Stored records:

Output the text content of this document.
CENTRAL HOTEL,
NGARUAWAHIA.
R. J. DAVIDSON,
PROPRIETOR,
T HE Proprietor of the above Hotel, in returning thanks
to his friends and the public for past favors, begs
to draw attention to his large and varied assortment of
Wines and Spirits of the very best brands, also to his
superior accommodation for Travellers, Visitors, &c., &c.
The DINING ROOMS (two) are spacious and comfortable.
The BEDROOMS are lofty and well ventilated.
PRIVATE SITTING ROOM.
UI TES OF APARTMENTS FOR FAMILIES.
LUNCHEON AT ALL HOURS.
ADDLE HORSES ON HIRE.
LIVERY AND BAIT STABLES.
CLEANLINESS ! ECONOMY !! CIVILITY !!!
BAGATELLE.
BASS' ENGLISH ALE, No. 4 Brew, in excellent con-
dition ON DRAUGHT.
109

WHAT THE TASK ASKS — Copy out each line exactly as written.

SOLVED EXERCISE —
Output the text content of this document.
CENTRAL HOTEL,
NGARUAWAHIA.
R. J. DAVIDSON,
PROPRIETOR,
T HE Proprietor of the above Hotel, in returning thanks
to his friends and the public for past favors, begs
to draw attention to his large and varied assortment of
Wines and Spirits of the very best brands, also to his
superior accommodation for Travellers, Visitors, &c., &c.
The DINING ROOMS (two) are spacious and comfortable.
The BEDROOMS are lofty and well ventilated.
PRIVATE SITTING ROOM.
UI TES OF APARTMENTS FOR FAMILIES.
LUNCHEON AT ALL HOURS.
ADDLE HORSES ON HIRE.
LIVERY AND BAIT STABLES.
CLEANLINESS ! ECONOMY !! CIVILITY !!!
BAGATELLE.
BASS' ENGLISH ALE, No. 4 Brew, in excellent con-
dition ON DRAUGHT.
109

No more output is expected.